Your task is to restate the data word for word.
***** Input rows
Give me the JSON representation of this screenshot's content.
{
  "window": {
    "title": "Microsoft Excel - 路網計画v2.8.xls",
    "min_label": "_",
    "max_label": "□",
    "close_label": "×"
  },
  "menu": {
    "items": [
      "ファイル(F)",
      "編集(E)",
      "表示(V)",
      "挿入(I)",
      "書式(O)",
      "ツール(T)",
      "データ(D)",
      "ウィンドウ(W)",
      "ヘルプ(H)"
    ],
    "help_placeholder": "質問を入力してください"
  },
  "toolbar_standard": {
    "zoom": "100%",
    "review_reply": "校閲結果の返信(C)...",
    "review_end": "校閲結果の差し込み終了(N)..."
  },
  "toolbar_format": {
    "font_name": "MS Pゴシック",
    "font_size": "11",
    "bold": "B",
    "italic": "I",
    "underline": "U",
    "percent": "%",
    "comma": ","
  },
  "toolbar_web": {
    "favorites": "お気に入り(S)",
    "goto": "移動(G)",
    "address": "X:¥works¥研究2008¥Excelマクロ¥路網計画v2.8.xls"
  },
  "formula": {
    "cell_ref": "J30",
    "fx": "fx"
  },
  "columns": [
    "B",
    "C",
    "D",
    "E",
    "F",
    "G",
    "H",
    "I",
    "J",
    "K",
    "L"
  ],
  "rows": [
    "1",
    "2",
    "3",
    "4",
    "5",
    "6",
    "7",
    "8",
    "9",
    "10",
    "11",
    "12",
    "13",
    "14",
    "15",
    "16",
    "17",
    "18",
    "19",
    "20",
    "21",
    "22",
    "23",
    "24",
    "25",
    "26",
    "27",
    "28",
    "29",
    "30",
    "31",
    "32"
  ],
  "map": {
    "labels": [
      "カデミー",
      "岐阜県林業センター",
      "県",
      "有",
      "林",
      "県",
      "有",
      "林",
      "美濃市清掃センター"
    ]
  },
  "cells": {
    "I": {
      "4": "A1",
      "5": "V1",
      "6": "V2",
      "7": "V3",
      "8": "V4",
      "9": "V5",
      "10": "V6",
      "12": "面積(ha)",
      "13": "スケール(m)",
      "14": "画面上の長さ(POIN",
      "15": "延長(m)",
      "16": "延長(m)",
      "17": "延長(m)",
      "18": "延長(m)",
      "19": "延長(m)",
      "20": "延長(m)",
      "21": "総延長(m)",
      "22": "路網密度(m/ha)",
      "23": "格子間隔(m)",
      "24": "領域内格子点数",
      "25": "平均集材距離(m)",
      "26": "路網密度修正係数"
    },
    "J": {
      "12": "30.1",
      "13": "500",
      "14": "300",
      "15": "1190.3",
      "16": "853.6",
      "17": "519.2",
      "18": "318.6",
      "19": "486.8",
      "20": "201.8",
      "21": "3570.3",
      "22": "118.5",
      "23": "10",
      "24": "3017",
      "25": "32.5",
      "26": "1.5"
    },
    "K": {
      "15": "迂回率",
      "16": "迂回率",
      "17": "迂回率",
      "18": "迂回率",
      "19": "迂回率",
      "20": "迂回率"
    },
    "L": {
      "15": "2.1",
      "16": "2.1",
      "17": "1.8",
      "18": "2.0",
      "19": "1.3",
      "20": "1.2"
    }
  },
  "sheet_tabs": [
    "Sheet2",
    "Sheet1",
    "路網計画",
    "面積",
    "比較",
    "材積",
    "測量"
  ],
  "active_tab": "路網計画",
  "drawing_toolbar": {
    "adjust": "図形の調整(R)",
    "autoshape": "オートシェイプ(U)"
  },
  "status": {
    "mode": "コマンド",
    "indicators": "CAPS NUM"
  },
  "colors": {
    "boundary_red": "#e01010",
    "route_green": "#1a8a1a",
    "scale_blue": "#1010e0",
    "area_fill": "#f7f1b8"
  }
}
**********
Exercise answer:
Give me the JSON representation of this screenshot's content.
{
  "window": {
    "title": "Microsoft Excel - 路網計画v2.8.xls",
    "min_label": "_",
    "max_label": "□",
    "close_label": "×"
  },
  "menu": {
    "items": [
      "ファイル(F)",
      "編集(E)",
      "表示(V)",
      "挿入(I)",
      "書式(O)",
      "ツール(T)",
      "データ(D)",
      "ウィンドウ(W)",
      "ヘルプ(H)"
    ],
    "help_placeholder": "質問を入力してください"
  },
  "toolbar_standard": {
    "zoom": "100%",
    "review_reply": "校閲結果の返信(C)...",
    "review_end": "校閲結果の差し込み終了(N)..."
  },
  "toolbar_format": {
    "font_name": "MS Pゴシック",
    "font_size": "11",
    "bold": "B",
    "italic": "I",
    "underline": "U",
    "percent": "%",
    "comma": ","
  },
  "toolbar_web": {
    "favorites": "お気に入り(S)",
    "goto": "移動(G)",
    "address": "X:¥works¥研究2008¥Excelマクロ¥路網計画v2.8.xls"
  },
  "formula": {
    "cell_ref": "J30",
    "fx": "fx"
  },
  "columns": [
    "B",
    "C",
    "D",
    "E",
    "F",
    "G",
    "H",
    "I",
    "J",
    "K",
    "L"
  ],
  "rows": [
    "1",
    "2",
    "3",
    "4",
    "5",
    "6",
    "7",
    "8",
    "9",
    "10",
    "11",
    "12",
    "13",
    "14",
    "15",
    "16",
    "17",
    "18",
    "19",
    "20",
    "21",
    "22",
    "23",
    "24",
    "25",
    "26",
    "27",
    "28",
    "29",
    "30",
    "31",
    "32"
  ],
  "map": {
    "labels": [
      "カデミー",
      "岐阜県林業センター",
      "県",
      "有",
      "林",
      "県",
      "有",
      "林",
      "美濃市清掃センター"
    ]
  },
  "cells": {
    "I": {
      "4": "A1",
      "5": "V1",
      "6": "V2",
      "7": "V3",
      "8": "V4",
      "9": "V5",
      "10": "V6",
      "12": "面積(ha)",
      "13": "スケール(m)",
      "14": "画面上の長さ(POIN",
      "15": "延長(m)",
      "16": "延長(m)",
      "17": "延長(m)",
      "18": "延長(m)",
      "19": "延長(m)",
      "20": "延長(m)",
      "21": "総延長(m)",
      "22": "路網密度(m/ha)",
      "23": "格子間隔(m)",
      "24": "領域内格子点数",
      "25": "平均集材距離(m)",
      "26": "路網密度修正係数"
    },
    "J": {
      "12": "30.1",
      "13": "500",
      "14": "300",
      "15": "1190.3",
      "16": "853.6",
      "17": "519.2",
      "18": "318.6",
      "19": "486.8",
      "20": "201.8",
      "21": "3570.3",
      "22": "118.5",
      "23": "10",
      "24": "3017",
      "25": "32.5",
      "26": "1.5"
    },
    "K": {
      "15": "迂回率",
      "16": "迂回率",
      "17": "迂回率",
      "18": "迂回率",
      "19": "迂回率",
      "20": "迂回率"
    },
    "L": {
      "15": "2.1",
      "16": "2.1",
      "17": "1.8",
      "18": "2.0",
      "19": "1.3",
      "20": "1.2"
    }
  },
  "sheet_tabs": [
    "Sheet2",
    "Sheet1",
    "路網計画",
    "面積",
    "比較",
    "材積",
    "測量"
  ],
  "active_tab": "路網計画",
  "drawing_toolbar": {
    "adjust": "図形の調整(R)",
    "autoshape": "オートシェイプ(U)"
  },
  "status": {
    "mode": "コマンド",
    "indicators": "CAPS NUM"
  },
  "colors": {
    "boundary_red": "#e01010",
    "route_green": "#1a8a1a",
    "scale_blue": "#1010e0",
    "area_fill": "#f7f1b8"
  }
}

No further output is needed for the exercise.